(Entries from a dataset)
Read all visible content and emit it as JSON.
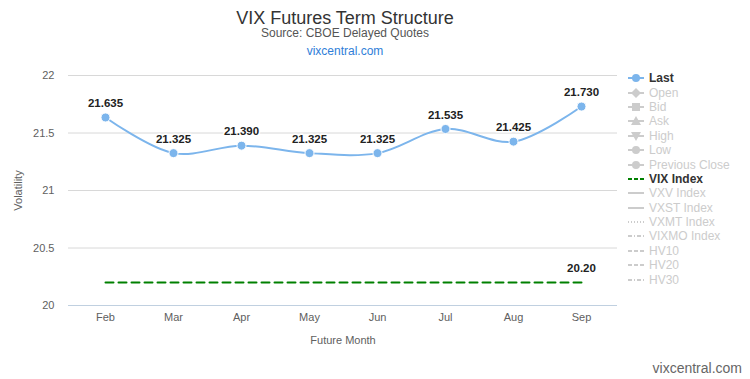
{
  "chart_data": {
    "type": "line",
    "title": "VIX Futures Term Structure",
    "subtitle": "Source: CBOE Delayed Quotes",
    "annotations": [
      "vixcentral.com",
      "vixcentral.com"
    ],
    "xlabel": "Future Month",
    "ylabel": "Volatility",
    "categories": [
      "Feb",
      "Mar",
      "Apr",
      "May",
      "Jun",
      "Jul",
      "Aug",
      "Sep"
    ],
    "series": [
      {
        "name": "Last",
        "color": "#7cb5ec",
        "marker": "circle",
        "line_style": "solid",
        "values": [
          21.635,
          21.325,
          21.39,
          21.325,
          21.325,
          21.535,
          21.425,
          21.73
        ],
        "value_labels": [
          "21.635",
          "21.325",
          "21.390",
          "21.325",
          "21.325",
          "21.535",
          "21.425",
          "21.730"
        ]
      },
      {
        "name": "Open",
        "color": "#cccccc",
        "marker": "diamond",
        "line_style": "solid",
        "values": [
          null,
          null,
          null,
          null,
          null,
          null,
          null,
          null
        ]
      },
      {
        "name": "Bid",
        "color": "#cccccc",
        "marker": "square",
        "line_style": "solid",
        "values": [
          null,
          null,
          null,
          null,
          null,
          null,
          null,
          null
        ]
      },
      {
        "name": "Ask",
        "color": "#cccccc",
        "marker": "triangle",
        "line_style": "solid",
        "values": [
          null,
          null,
          null,
          null,
          null,
          null,
          null,
          null
        ]
      },
      {
        "name": "High",
        "color": "#cccccc",
        "marker": "triangle-down",
        "line_style": "solid",
        "values": [
          null,
          null,
          null,
          null,
          null,
          null,
          null,
          null
        ]
      },
      {
        "name": "Low",
        "color": "#cccccc",
        "marker": "circle",
        "line_style": "solid",
        "values": [
          null,
          null,
          null,
          null,
          null,
          null,
          null,
          null
        ]
      },
      {
        "name": "Previous Close",
        "color": "#cccccc",
        "marker": "circle",
        "line_style": "solid",
        "values": [
          null,
          null,
          null,
          null,
          null,
          null,
          null,
          null
        ]
      },
      {
        "name": "VIX Index",
        "color": "#008000",
        "line_style": "dashed",
        "values": [
          20.2,
          20.2,
          20.2,
          20.2,
          20.2,
          20.2,
          20.2,
          20.2
        ],
        "value_labels": [
          null,
          null,
          null,
          null,
          null,
          null,
          null,
          "20.20"
        ]
      },
      {
        "name": "VXV Index",
        "color": "#cccccc",
        "line_style": "solid",
        "values": [
          null,
          null,
          null,
          null,
          null,
          null,
          null,
          null
        ]
      },
      {
        "name": "VXST Index",
        "color": "#cccccc",
        "line_style": "solid",
        "values": [
          null,
          null,
          null,
          null,
          null,
          null,
          null,
          null
        ]
      },
      {
        "name": "VXMT Index",
        "color": "#cccccc",
        "line_style": "dotted",
        "values": [
          null,
          null,
          null,
          null,
          null,
          null,
          null,
          null
        ]
      },
      {
        "name": "VIXMO Index",
        "color": "#cccccc",
        "line_style": "dashdot",
        "values": [
          null,
          null,
          null,
          null,
          null,
          null,
          null,
          null
        ]
      },
      {
        "name": "HV10",
        "color": "#cccccc",
        "line_style": "dashed",
        "values": [
          null,
          null,
          null,
          null,
          null,
          null,
          null,
          null
        ]
      },
      {
        "name": "HV20",
        "color": "#cccccc",
        "line_style": "dashed",
        "values": [
          null,
          null,
          null,
          null,
          null,
          null,
          null,
          null
        ]
      },
      {
        "name": "HV30",
        "color": "#cccccc",
        "line_style": "dashdot",
        "values": [
          null,
          null,
          null,
          null,
          null,
          null,
          null,
          null
        ]
      }
    ],
    "ylim": [
      20,
      22
    ],
    "yticks": [
      20,
      20.5,
      21,
      21.5,
      22
    ],
    "grid": true,
    "legend": "right",
    "data_labels": true
  }
}
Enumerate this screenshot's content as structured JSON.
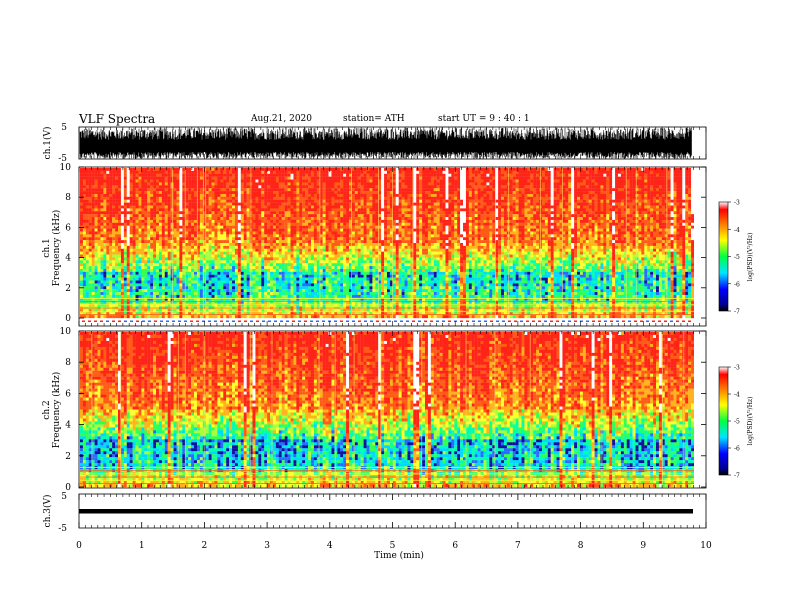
{
  "header": {
    "title": "VLF Spectra",
    "date": "Aug.21, 2020",
    "station": "station= ATH",
    "start": "start  UT =  9 : 40 : 1"
  },
  "chart_data": [
    {
      "type": "line",
      "title": "",
      "ylabel": "ch.1(V)",
      "ylim": [
        -5,
        5
      ],
      "yticks": [
        "5",
        "-5"
      ],
      "xlim": [
        0,
        10
      ],
      "description_values": "dense waveform filling most of the range, mostly between about -5 and 3 V"
    },
    {
      "type": "heatmap",
      "ylabel_line1": "ch.1",
      "ylabel_line2": "Frequency (kHz)",
      "ylim": [
        0,
        10
      ],
      "yticks": [
        "0",
        "2",
        "4",
        "6",
        "8",
        "10"
      ],
      "xlim": [
        0,
        10
      ],
      "colorbar": {
        "label": "log(PSD)(V²/Hz)",
        "range": [
          -7,
          -3
        ],
        "ticks": [
          "-3",
          "-4",
          "-5",
          "-6",
          "-7"
        ]
      }
    },
    {
      "type": "heatmap",
      "ylabel_line1": "ch.2",
      "ylabel_line2": "Frequency (kHz)",
      "ylim": [
        0,
        10
      ],
      "yticks": [
        "0",
        "2",
        "4",
        "6",
        "8",
        "10"
      ],
      "xlim": [
        0,
        10
      ],
      "colorbar": {
        "label": "log(PSD)(V²/Hz)",
        "range": [
          -7,
          -3
        ],
        "ticks": [
          "-3",
          "-4",
          "-5",
          "-6",
          "-7"
        ]
      }
    },
    {
      "type": "line",
      "ylabel": "ch.3(V)",
      "ylim": [
        -5,
        5
      ],
      "yticks": [
        "5",
        "-5"
      ],
      "xlim": [
        0,
        10
      ],
      "xlabel": "Time (min)",
      "xticks": [
        "0",
        "1",
        "2",
        "3",
        "4",
        "5",
        "6",
        "7",
        "8",
        "9",
        "10"
      ],
      "description_values": "near-constant trace at about -1.5 V"
    }
  ],
  "colors": {
    "spectro_high": "#ff2a1a",
    "spectro_mid": "#ffff33",
    "spectro_low": "#00ffcc",
    "spectro_min": "#0000aa",
    "waveform": "#000000"
  }
}
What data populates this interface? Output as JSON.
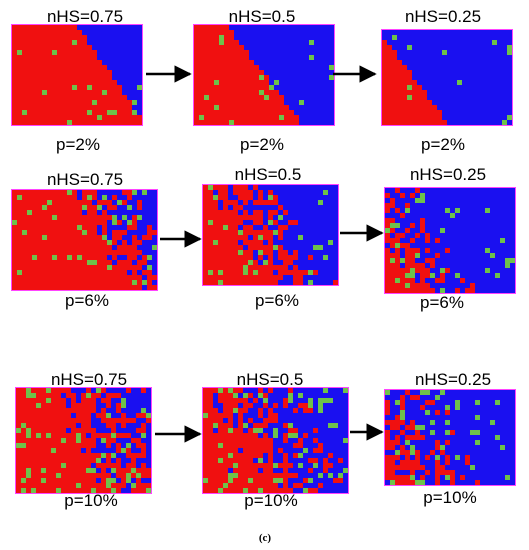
{
  "colors": {
    "matrix": "#f01010",
    "domain": "#1a10f0",
    "defect": "#6ec24a",
    "edge": "#ff44ff"
  },
  "rows": [
    {
      "row_label": "p=2%",
      "panels": [
        {
          "top_label": "nHS=0.75",
          "bottom_label": "p=2%",
          "blue_fraction": 0.25,
          "defect_fraction": 0.02
        },
        {
          "top_label": "nHS=0.5",
          "bottom_label": "p=2%",
          "blue_fraction": 0.5,
          "defect_fraction": 0.02
        },
        {
          "top_label": "nHS=0.25",
          "bottom_label": "p=2%",
          "blue_fraction": 0.75,
          "defect_fraction": 0.02
        }
      ]
    },
    {
      "row_label": "p=6%",
      "panels": [
        {
          "top_label": "nHS=0.75",
          "bottom_label": "p=6%",
          "blue_fraction": 0.25,
          "defect_fraction": 0.06
        },
        {
          "top_label": "nHS=0.5",
          "bottom_label": "p=6%",
          "blue_fraction": 0.5,
          "defect_fraction": 0.06
        },
        {
          "top_label": "nHS=0.25",
          "bottom_label": "p=6%",
          "blue_fraction": 0.75,
          "defect_fraction": 0.06
        }
      ]
    },
    {
      "row_label": "p=10%",
      "panels": [
        {
          "top_label": "nHS=0.75",
          "bottom_label": "p=10%",
          "blue_fraction": 0.25,
          "defect_fraction": 0.1
        },
        {
          "top_label": "nHS=0.5",
          "bottom_label": "p=10%",
          "blue_fraction": 0.5,
          "defect_fraction": 0.1
        },
        {
          "top_label": "nHS=0.25",
          "bottom_label": "p=10%",
          "blue_fraction": 0.75,
          "defect_fraction": 0.1
        }
      ]
    }
  ],
  "caption": "(c)"
}
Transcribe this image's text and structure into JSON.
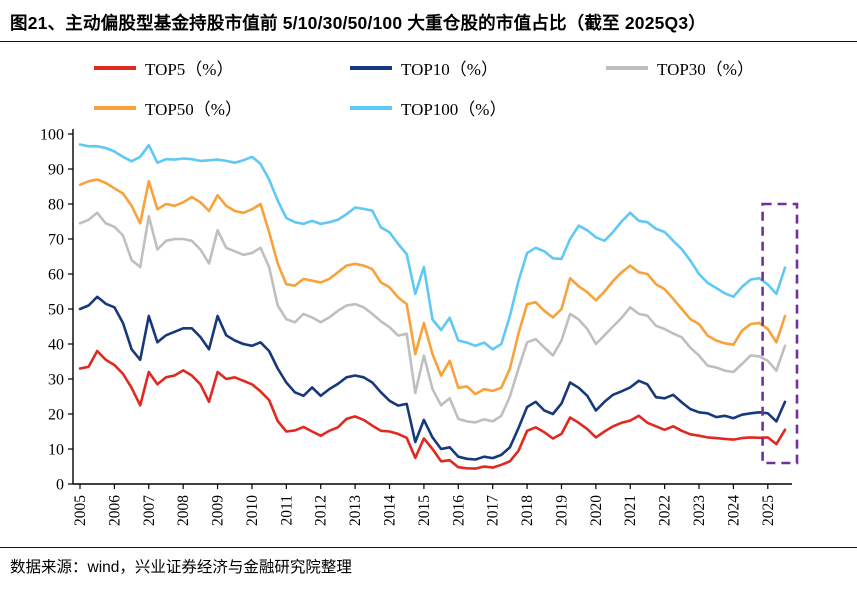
{
  "header": {
    "title": "图21、主动偏股型基金持股市值前 5/10/30/50/100 大重仓股的市值占比（截至 2025Q3）"
  },
  "footer": {
    "source": "数据来源：wind，兴业证券经济与金融研究院整理"
  },
  "chart_data": {
    "type": "line",
    "x_unit": "quarter",
    "x_start": "2005Q1",
    "x_end": "2025Q3",
    "points_per_year": 4,
    "x_tick_labels": [
      "2005",
      "2006",
      "2007",
      "2008",
      "2009",
      "2010",
      "2011",
      "2012",
      "2013",
      "2014",
      "2015",
      "2016",
      "2017",
      "2018",
      "2019",
      "2020",
      "2021",
      "2022",
      "2023",
      "2024",
      "2025"
    ],
    "ylim": [
      0,
      100
    ],
    "y_ticks": [
      0,
      10,
      20,
      30,
      40,
      50,
      60,
      70,
      80,
      90,
      100
    ],
    "grid": false,
    "legend_position": "top",
    "axis_color": "#000000",
    "series": [
      {
        "name": "TOP5（%）",
        "color": "#E02920",
        "values": [
          33,
          33.5,
          38,
          35.5,
          34,
          31.5,
          27.5,
          22.5,
          32,
          28.5,
          30.5,
          31,
          32.5,
          31,
          28.5,
          23.5,
          32,
          30,
          30.5,
          29.5,
          28.5,
          26.5,
          24,
          18,
          15,
          15.3,
          16.3,
          15,
          13.8,
          15.2,
          16.2,
          18.6,
          19.3,
          18.3,
          16.7,
          15.2,
          15,
          14.3,
          13.2,
          7.5,
          13,
          10,
          6.5,
          6.8,
          4.8,
          4.5,
          4.4,
          5,
          4.7,
          5.5,
          6.5,
          9.5,
          15.2,
          16.2,
          14.8,
          13,
          14.3,
          19,
          17.5,
          15.7,
          13.3,
          15,
          16.5,
          17.5,
          18.1,
          19.5,
          17.5,
          16.5,
          15.5,
          16.5,
          15.2,
          14.2,
          13.8,
          13.3,
          13.1,
          12.9,
          12.7,
          13.1,
          13.3,
          13.2,
          13.3,
          11.4,
          15.5
        ]
      },
      {
        "name": "TOP10（%）",
        "color": "#17397C",
        "values": [
          50,
          51,
          53.5,
          51.5,
          50.5,
          46,
          38.5,
          35.5,
          48,
          40.5,
          42.5,
          43.5,
          44.5,
          44.5,
          42,
          38.5,
          48,
          42.5,
          41,
          40,
          39.5,
          40.5,
          38,
          33,
          29,
          26.2,
          25.2,
          27.6,
          25.2,
          27.1,
          28.6,
          30.5,
          31,
          30.5,
          29,
          26.2,
          23.8,
          22.4,
          22.9,
          12,
          18.3,
          13.3,
          10,
          10.5,
          7.8,
          7.2,
          7,
          7.8,
          7.4,
          8.3,
          10.5,
          16,
          22,
          23.5,
          21,
          20,
          23,
          29,
          27.5,
          25.2,
          21,
          23.5,
          25.5,
          26.5,
          27.6,
          29.5,
          28.5,
          24.8,
          24.5,
          25.5,
          23.3,
          21.4,
          20.5,
          20.2,
          19.1,
          19.5,
          18.8,
          19.8,
          20.2,
          20.5,
          20.2,
          17.9,
          23.5
        ]
      },
      {
        "name": "TOP30（%）",
        "color": "#BFBFBF",
        "values": [
          74.5,
          75.5,
          77.5,
          74.5,
          73.5,
          71,
          64,
          62,
          76.5,
          67,
          69.5,
          70,
          70,
          69.5,
          67,
          63,
          72.5,
          67.5,
          66.5,
          65.5,
          66,
          67.5,
          62,
          51,
          47.1,
          46.2,
          48.6,
          47.6,
          46.2,
          47.6,
          49.5,
          51,
          51.4,
          50.5,
          48.6,
          46.5,
          44.8,
          42.4,
          42.9,
          26,
          36.7,
          27.1,
          22.5,
          24.5,
          18.6,
          17.9,
          17.6,
          18.5,
          17.9,
          19.5,
          25,
          33,
          40.5,
          41.4,
          39,
          36.7,
          41,
          48.6,
          47,
          44.3,
          40,
          42.5,
          45,
          47.5,
          50.5,
          48.6,
          48.1,
          45.2,
          44.3,
          43,
          41.9,
          38.9,
          36.7,
          33.8,
          33.3,
          32.4,
          32,
          34.3,
          36.7,
          36.5,
          35.2,
          32.4,
          39.5
        ]
      },
      {
        "name": "TOP50（%）",
        "color": "#F9A13A",
        "values": [
          85.5,
          86.5,
          87,
          86,
          84.5,
          83,
          79.5,
          74.5,
          86.5,
          78.5,
          80,
          79.5,
          80.5,
          82,
          80.5,
          78,
          82.5,
          79.5,
          78,
          77.5,
          78.5,
          80,
          72,
          63,
          57.1,
          56.7,
          58.6,
          58.1,
          57.6,
          58.6,
          60.5,
          62.4,
          62.9,
          62.4,
          61.4,
          57.6,
          56.2,
          53.3,
          51.4,
          37.1,
          46,
          37.1,
          31,
          35.2,
          27.5,
          27.9,
          25.7,
          27.1,
          26.6,
          27.5,
          33,
          43,
          51.4,
          51.9,
          49.5,
          47.6,
          50,
          58.8,
          56.5,
          54.8,
          52.5,
          55,
          58,
          60.5,
          62.4,
          60.5,
          60,
          57.1,
          55.7,
          52.9,
          50,
          47.1,
          45.7,
          42.4,
          41,
          40.2,
          39.8,
          43.8,
          45.7,
          46,
          44.3,
          40.5,
          48
        ]
      },
      {
        "name": "TOP100（%）",
        "color": "#5EC9F4",
        "values": [
          97,
          96.5,
          96.5,
          96,
          95,
          93.5,
          92.2,
          93.5,
          96.8,
          91.8,
          92.8,
          92.7,
          93,
          92.8,
          92.3,
          92.5,
          92.7,
          92.3,
          91.8,
          92.5,
          93.5,
          91.5,
          87,
          81,
          76,
          74.8,
          74.3,
          75.2,
          74.3,
          74.8,
          75.5,
          77.1,
          79,
          78.6,
          78.1,
          73.3,
          71.9,
          68.6,
          65.7,
          54.3,
          62,
          47,
          44,
          47.5,
          41,
          40.4,
          39.5,
          40.4,
          38.5,
          40,
          48,
          58,
          66,
          67.5,
          66.5,
          64.5,
          64.3,
          70,
          73.8,
          72.5,
          70.5,
          69.5,
          72,
          75,
          77.5,
          75.2,
          74.8,
          72.9,
          72,
          69.5,
          67.1,
          63.8,
          60,
          57.5,
          56,
          54.5,
          53.5,
          56.3,
          58.4,
          58.8,
          57,
          54.3,
          61.8
        ]
      }
    ],
    "highlight_box": {
      "color": "#7030A0",
      "x_from_index": 79.4,
      "x_to_index": 83.4,
      "y_from": 6,
      "y_to": 80
    }
  }
}
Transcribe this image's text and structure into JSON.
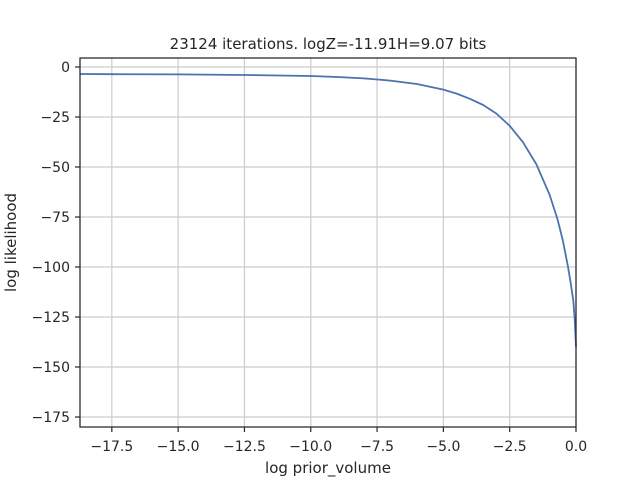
{
  "chart_data": {
    "type": "line",
    "title": "23124 iterations. logZ=-11.91H=9.07 bits",
    "xlabel": "log prior_volume",
    "ylabel": "log likelihood",
    "xlim": [
      -18.7,
      0.0
    ],
    "ylim": [
      -180,
      4.5
    ],
    "grid": true,
    "x_ticks": [
      -17.5,
      -15.0,
      -12.5,
      -10.0,
      -7.5,
      -5.0,
      -2.5,
      0.0
    ],
    "x_tick_labels": [
      "−17.5",
      "−15.0",
      "−12.5",
      "−10.0",
      "−7.5",
      "−5.0",
      "−2.5",
      "0.0"
    ],
    "y_ticks": [
      0,
      -25,
      -50,
      -75,
      -100,
      -125,
      -150,
      -175
    ],
    "y_tick_labels": [
      "0",
      "−25",
      "−50",
      "−75",
      "−100",
      "−125",
      "−150",
      "−175"
    ],
    "series": [
      {
        "color": "#4c72b0",
        "x": [
          -18.7,
          -17.5,
          -15.0,
          -12.5,
          -10.0,
          -9.0,
          -8.0,
          -7.0,
          -6.0,
          -5.0,
          -4.5,
          -4.0,
          -3.5,
          -3.0,
          -2.5,
          -2.0,
          -1.5,
          -1.0,
          -0.7,
          -0.5,
          -0.3,
          -0.2,
          -0.1,
          -0.05,
          0.0
        ],
        "y": [
          -3.5,
          -3.6,
          -3.7,
          -4.0,
          -4.5,
          -5.0,
          -5.7,
          -6.8,
          -8.5,
          -11.3,
          -13.3,
          -15.9,
          -19.0,
          -23.3,
          -29.4,
          -37.6,
          -48.5,
          -63.7,
          -76.0,
          -86.5,
          -100.0,
          -108.0,
          -117.0,
          -126.0,
          -140.0
        ]
      }
    ]
  }
}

### WHAT TO PRODUCE
Note every line above where the string "xlabel" shows up, and copy those lines.

### RESULT FOR THIS EXERCISE
    "xlabel": "Future Month",
      "xlabel": "Time (min)",
    "xlabel": "log prior_volume",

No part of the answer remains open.